» What is required
Go through the material and pull out every line with the string "фактического" in it.

» Records for this exercise
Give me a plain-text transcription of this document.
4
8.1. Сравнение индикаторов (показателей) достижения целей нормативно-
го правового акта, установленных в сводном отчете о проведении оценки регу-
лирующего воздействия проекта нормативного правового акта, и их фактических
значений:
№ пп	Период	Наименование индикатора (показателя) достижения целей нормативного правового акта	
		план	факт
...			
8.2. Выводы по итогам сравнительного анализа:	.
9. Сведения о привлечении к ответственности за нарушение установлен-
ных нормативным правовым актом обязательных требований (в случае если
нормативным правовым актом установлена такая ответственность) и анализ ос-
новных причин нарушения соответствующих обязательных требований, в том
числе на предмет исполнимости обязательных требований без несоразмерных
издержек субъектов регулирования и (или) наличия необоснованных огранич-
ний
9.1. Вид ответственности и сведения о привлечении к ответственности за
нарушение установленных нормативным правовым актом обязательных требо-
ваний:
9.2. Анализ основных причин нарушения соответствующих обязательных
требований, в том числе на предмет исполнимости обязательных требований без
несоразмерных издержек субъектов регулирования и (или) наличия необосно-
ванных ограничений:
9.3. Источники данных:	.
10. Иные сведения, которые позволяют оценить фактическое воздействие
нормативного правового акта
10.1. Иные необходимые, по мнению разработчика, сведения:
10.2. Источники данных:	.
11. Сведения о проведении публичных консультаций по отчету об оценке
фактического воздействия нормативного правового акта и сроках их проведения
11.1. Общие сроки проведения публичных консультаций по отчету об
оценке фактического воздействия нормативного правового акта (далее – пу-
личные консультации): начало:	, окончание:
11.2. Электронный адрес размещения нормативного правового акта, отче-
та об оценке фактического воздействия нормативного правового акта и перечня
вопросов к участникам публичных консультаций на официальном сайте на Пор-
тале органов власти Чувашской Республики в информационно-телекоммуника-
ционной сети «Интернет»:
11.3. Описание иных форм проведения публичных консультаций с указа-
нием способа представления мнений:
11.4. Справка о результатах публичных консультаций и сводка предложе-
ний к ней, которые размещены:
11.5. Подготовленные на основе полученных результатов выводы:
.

» Result
фактического воздействия нормативного правового акта и сроках их проведения
оценке фактического воздействия нормативного правового акта (далее – пу-
та об оценке фактического воздействия нормативного правового акта и перечня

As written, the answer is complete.